start ITEMS

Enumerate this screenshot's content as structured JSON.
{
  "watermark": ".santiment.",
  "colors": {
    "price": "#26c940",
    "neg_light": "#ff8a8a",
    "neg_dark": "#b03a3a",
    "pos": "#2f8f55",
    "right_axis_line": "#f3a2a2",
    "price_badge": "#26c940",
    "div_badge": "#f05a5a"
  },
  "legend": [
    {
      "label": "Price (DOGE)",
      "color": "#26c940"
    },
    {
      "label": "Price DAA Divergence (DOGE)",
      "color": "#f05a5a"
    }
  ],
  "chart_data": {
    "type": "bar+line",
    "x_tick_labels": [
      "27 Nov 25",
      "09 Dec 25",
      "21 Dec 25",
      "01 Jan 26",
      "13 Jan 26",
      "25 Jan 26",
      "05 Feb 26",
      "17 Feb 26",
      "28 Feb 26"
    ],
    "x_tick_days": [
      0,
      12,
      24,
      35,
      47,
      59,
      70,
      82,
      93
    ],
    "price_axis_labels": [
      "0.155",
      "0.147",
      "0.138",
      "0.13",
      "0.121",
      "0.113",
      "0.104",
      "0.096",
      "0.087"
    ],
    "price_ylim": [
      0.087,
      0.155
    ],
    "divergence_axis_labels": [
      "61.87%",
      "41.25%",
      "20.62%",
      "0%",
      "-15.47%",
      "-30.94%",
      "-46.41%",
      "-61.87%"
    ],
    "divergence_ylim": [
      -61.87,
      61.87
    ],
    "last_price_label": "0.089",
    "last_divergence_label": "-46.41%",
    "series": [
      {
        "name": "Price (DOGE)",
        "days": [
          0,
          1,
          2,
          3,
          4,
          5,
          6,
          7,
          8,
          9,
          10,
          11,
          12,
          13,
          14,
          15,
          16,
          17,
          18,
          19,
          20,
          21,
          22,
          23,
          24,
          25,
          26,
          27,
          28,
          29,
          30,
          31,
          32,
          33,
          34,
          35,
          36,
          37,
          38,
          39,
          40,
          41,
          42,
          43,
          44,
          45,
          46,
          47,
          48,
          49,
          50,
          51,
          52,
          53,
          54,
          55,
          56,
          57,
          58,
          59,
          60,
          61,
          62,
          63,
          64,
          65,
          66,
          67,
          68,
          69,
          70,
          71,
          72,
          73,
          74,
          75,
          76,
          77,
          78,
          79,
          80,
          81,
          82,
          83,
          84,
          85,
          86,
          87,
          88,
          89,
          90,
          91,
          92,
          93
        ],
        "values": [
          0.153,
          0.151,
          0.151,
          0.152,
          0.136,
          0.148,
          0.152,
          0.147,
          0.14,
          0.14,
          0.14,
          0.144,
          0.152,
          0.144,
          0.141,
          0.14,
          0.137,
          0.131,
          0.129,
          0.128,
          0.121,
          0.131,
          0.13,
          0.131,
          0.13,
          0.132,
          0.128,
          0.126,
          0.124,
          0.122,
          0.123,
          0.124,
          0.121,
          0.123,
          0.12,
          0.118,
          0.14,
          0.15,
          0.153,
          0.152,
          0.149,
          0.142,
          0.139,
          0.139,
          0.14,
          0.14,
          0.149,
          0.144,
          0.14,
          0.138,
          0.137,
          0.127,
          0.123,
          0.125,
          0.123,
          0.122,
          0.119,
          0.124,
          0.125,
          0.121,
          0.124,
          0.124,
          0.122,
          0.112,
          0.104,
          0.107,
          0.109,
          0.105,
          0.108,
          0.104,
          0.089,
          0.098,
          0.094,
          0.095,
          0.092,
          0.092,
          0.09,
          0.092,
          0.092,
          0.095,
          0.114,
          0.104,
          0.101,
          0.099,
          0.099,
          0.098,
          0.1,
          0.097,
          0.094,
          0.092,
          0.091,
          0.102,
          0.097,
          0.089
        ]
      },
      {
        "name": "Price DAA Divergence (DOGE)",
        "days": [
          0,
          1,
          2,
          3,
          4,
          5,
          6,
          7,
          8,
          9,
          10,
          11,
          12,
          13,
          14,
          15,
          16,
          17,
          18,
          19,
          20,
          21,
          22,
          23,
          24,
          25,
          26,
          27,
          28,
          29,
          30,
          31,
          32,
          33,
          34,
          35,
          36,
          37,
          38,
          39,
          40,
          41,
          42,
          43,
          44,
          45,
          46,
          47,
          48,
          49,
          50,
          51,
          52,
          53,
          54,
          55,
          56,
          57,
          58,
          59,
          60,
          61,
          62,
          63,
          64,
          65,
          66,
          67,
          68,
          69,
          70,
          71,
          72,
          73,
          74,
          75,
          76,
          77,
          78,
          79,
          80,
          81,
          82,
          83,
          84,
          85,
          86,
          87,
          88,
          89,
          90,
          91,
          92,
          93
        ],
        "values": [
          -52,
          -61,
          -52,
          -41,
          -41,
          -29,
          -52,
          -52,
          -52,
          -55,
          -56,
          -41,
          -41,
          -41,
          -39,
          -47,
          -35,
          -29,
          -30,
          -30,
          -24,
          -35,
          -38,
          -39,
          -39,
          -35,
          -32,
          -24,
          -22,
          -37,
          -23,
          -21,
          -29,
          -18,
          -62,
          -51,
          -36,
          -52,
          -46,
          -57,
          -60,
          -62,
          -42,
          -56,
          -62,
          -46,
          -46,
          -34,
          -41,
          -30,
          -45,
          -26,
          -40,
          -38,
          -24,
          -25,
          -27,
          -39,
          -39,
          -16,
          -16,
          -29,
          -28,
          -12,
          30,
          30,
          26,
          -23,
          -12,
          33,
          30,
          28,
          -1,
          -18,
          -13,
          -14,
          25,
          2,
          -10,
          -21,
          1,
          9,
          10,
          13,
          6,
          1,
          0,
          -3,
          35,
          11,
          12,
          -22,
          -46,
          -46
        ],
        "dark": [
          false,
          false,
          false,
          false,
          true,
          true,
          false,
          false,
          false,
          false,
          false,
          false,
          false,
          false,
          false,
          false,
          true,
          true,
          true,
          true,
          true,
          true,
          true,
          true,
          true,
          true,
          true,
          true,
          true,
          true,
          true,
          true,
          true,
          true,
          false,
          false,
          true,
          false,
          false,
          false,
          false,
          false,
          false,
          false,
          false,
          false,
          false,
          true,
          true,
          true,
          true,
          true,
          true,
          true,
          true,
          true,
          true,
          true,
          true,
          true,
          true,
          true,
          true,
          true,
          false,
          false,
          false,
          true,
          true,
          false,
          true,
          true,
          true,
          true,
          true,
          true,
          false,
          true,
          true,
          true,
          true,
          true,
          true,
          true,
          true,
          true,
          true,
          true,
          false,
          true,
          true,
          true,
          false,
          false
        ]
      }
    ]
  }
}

end ITEMS

### [PROBLEM]
Copy all the lines, exactly.

### [EXERCISE SOLUTION]
Enumerate this screenshot's content as structured JSON.
{
  "watermark": ".santiment.",
  "colors": {
    "price": "#26c940",
    "neg_light": "#ff8a8a",
    "neg_dark": "#b03a3a",
    "pos": "#2f8f55",
    "right_axis_line": "#f3a2a2",
    "price_badge": "#26c940",
    "div_badge": "#f05a5a"
  },
  "legend": [
    {
      "label": "Price (DOGE)",
      "color": "#26c940"
    },
    {
      "label": "Price DAA Divergence (DOGE)",
      "color": "#f05a5a"
    }
  ],
  "chart_data": {
    "type": "bar+line",
    "x_tick_labels": [
      "27 Nov 25",
      "09 Dec 25",
      "21 Dec 25",
      "01 Jan 26",
      "13 Jan 26",
      "25 Jan 26",
      "05 Feb 26",
      "17 Feb 26",
      "28 Feb 26"
    ],
    "x_tick_days": [
      0,
      12,
      24,
      35,
      47,
      59,
      70,
      82,
      93
    ],
    "price_axis_labels": [
      "0.155",
      "0.147",
      "0.138",
      "0.13",
      "0.121",
      "0.113",
      "0.104",
      "0.096",
      "0.087"
    ],
    "price_ylim": [
      0.087,
      0.155
    ],
    "divergence_axis_labels": [
      "61.87%",
      "41.25%",
      "20.62%",
      "0%",
      "-15.47%",
      "-30.94%",
      "-46.41%",
      "-61.87%"
    ],
    "divergence_ylim": [
      -61.87,
      61.87
    ],
    "last_price_label": "0.089",
    "last_divergence_label": "-46.41%",
    "series": [
      {
        "name": "Price (DOGE)",
        "days": [
          0,
          1,
          2,
          3,
          4,
          5,
          6,
          7,
          8,
          9,
          10,
          11,
          12,
          13,
          14,
          15,
          16,
          17,
          18,
          19,
          20,
          21,
          22,
          23,
          24,
          25,
          26,
          27,
          28,
          29,
          30,
          31,
          32,
          33,
          34,
          35,
          36,
          37,
          38,
          39,
          40,
          41,
          42,
          43,
          44,
          45,
          46,
          47,
          48,
          49,
          50,
          51,
          52,
          53,
          54,
          55,
          56,
          57,
          58,
          59,
          60,
          61,
          62,
          63,
          64,
          65,
          66,
          67,
          68,
          69,
          70,
          71,
          72,
          73,
          74,
          75,
          76,
          77,
          78,
          79,
          80,
          81,
          82,
          83,
          84,
          85,
          86,
          87,
          88,
          89,
          90,
          91,
          92,
          93
        ],
        "values": [
          0.153,
          0.151,
          0.151,
          0.152,
          0.136,
          0.148,
          0.152,
          0.147,
          0.14,
          0.14,
          0.14,
          0.144,
          0.152,
          0.144,
          0.141,
          0.14,
          0.137,
          0.131,
          0.129,
          0.128,
          0.121,
          0.131,
          0.13,
          0.131,
          0.13,
          0.132,
          0.128,
          0.126,
          0.124,
          0.122,
          0.123,
          0.124,
          0.121,
          0.123,
          0.12,
          0.118,
          0.14,
          0.15,
          0.153,
          0.152,
          0.149,
          0.142,
          0.139,
          0.139,
          0.14,
          0.14,
          0.149,
          0.144,
          0.14,
          0.138,
          0.137,
          0.127,
          0.123,
          0.125,
          0.123,
          0.122,
          0.119,
          0.124,
          0.125,
          0.121,
          0.124,
          0.124,
          0.122,
          0.112,
          0.104,
          0.107,
          0.109,
          0.105,
          0.108,
          0.104,
          0.089,
          0.098,
          0.094,
          0.095,
          0.092,
          0.092,
          0.09,
          0.092,
          0.092,
          0.095,
          0.114,
          0.104,
          0.101,
          0.099,
          0.099,
          0.098,
          0.1,
          0.097,
          0.094,
          0.092,
          0.091,
          0.102,
          0.097,
          0.089
        ]
      },
      {
        "name": "Price DAA Divergence (DOGE)",
        "days": [
          0,
          1,
          2,
          3,
          4,
          5,
          6,
          7,
          8,
          9,
          10,
          11,
          12,
          13,
          14,
          15,
          16,
          17,
          18,
          19,
          20,
          21,
          22,
          23,
          24,
          25,
          26,
          27,
          28,
          29,
          30,
          31,
          32,
          33,
          34,
          35,
          36,
          37,
          38,
          39,
          40,
          41,
          42,
          43,
          44,
          45,
          46,
          47,
          48,
          49,
          50,
          51,
          52,
          53,
          54,
          55,
          56,
          57,
          58,
          59,
          60,
          61,
          62,
          63,
          64,
          65,
          66,
          67,
          68,
          69,
          70,
          71,
          72,
          73,
          74,
          75,
          76,
          77,
          78,
          79,
          80,
          81,
          82,
          83,
          84,
          85,
          86,
          87,
          88,
          89,
          90,
          91,
          92,
          93
        ],
        "values": [
          -52,
          -61,
          -52,
          -41,
          -41,
          -29,
          -52,
          -52,
          -52,
          -55,
          -56,
          -41,
          -41,
          -41,
          -39,
          -47,
          -35,
          -29,
          -30,
          -30,
          -24,
          -35,
          -38,
          -39,
          -39,
          -35,
          -32,
          -24,
          -22,
          -37,
          -23,
          -21,
          -29,
          -18,
          -62,
          -51,
          -36,
          -52,
          -46,
          -57,
          -60,
          -62,
          -42,
          -56,
          -62,
          -46,
          -46,
          -34,
          -41,
          -30,
          -45,
          -26,
          -40,
          -38,
          -24,
          -25,
          -27,
          -39,
          -39,
          -16,
          -16,
          -29,
          -28,
          -12,
          30,
          30,
          26,
          -23,
          -12,
          33,
          30,
          28,
          -1,
          -18,
          -13,
          -14,
          25,
          2,
          -10,
          -21,
          1,
          9,
          10,
          13,
          6,
          1,
          0,
          -3,
          35,
          11,
          12,
          -22,
          -46,
          -46
        ],
        "dark": [
          false,
          false,
          false,
          false,
          true,
          true,
          false,
          false,
          false,
          false,
          false,
          false,
          false,
          false,
          false,
          false,
          true,
          true,
          true,
          true,
          true,
          true,
          true,
          true,
          true,
          true,
          true,
          true,
          true,
          true,
          true,
          true,
          true,
          true,
          false,
          false,
          true,
          false,
          false,
          false,
          false,
          false,
          false,
          false,
          false,
          false,
          false,
          true,
          true,
          true,
          true,
          true,
          true,
          true,
          true,
          true,
          true,
          true,
          true,
          true,
          true,
          true,
          true,
          true,
          false,
          false,
          false,
          true,
          true,
          false,
          true,
          true,
          true,
          true,
          true,
          true,
          false,
          true,
          true,
          true,
          true,
          true,
          true,
          true,
          true,
          true,
          true,
          true,
          false,
          true,
          true,
          true,
          false,
          false
        ]
      }
    ]
  }
}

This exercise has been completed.